[Saved data entries]
_ _ _ _ _ _ _
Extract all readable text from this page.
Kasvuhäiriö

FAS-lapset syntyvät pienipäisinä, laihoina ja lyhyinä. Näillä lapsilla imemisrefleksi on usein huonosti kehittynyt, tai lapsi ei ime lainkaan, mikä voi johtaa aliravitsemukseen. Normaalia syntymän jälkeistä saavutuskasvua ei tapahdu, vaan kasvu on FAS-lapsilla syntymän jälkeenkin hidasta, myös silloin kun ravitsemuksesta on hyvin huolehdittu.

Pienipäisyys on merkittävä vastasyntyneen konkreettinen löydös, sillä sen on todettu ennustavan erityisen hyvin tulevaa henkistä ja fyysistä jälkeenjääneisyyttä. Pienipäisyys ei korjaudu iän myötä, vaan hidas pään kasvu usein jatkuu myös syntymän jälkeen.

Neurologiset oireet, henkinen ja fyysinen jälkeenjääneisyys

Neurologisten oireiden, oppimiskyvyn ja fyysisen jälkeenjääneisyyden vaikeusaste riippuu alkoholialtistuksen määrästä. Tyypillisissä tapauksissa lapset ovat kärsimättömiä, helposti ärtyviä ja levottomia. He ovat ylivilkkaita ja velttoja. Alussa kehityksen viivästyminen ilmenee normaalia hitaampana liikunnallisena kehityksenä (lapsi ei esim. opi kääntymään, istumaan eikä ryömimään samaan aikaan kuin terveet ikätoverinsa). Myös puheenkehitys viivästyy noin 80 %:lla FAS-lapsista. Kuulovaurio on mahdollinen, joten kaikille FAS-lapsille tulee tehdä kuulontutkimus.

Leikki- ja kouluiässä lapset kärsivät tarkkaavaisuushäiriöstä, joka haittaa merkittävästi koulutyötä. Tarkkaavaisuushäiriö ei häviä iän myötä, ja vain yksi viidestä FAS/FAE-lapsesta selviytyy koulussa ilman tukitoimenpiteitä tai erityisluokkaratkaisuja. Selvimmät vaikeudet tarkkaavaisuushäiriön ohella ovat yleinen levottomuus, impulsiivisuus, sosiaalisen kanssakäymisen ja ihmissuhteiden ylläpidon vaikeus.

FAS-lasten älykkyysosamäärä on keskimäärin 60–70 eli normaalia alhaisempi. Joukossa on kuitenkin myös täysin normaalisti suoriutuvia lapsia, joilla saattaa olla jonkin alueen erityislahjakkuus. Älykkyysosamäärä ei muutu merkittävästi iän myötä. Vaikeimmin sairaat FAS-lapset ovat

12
_ _ _ _ _ _ _
Search the listing for the word "hyvin" and return each line that holds it.

Final result:
FAS-lapset syntyvät pienipäisinä, laihoina ja lyhyinä. Näillä lapsilla imemisrefleksi on usein huonosti kehittynyt, tai lapsi ei ime lainkaan, mikä voi johtaa aliravitsemukseen. Normaalia syntymän jälkeistä saavutuskasvua ei tapahdu, vaan kasvu on FAS-lapsilla syntymän jälkeenkin hidasta, myös silloin kun ravitsemuksesta on hyvin huolehdittu.
Pienipäisyys on merkittävä vastasyntyneen konkreettinen löydös, sillä sen on todettu ennustavan erityisen hyvin tulevaa henkistä ja fyysistä jälkeenjääneisyyttä. Pienipäisyys ei korjaudu iän myötä, vaan hidas pään kasvu usein jatkuu myös syntymän jälkeen.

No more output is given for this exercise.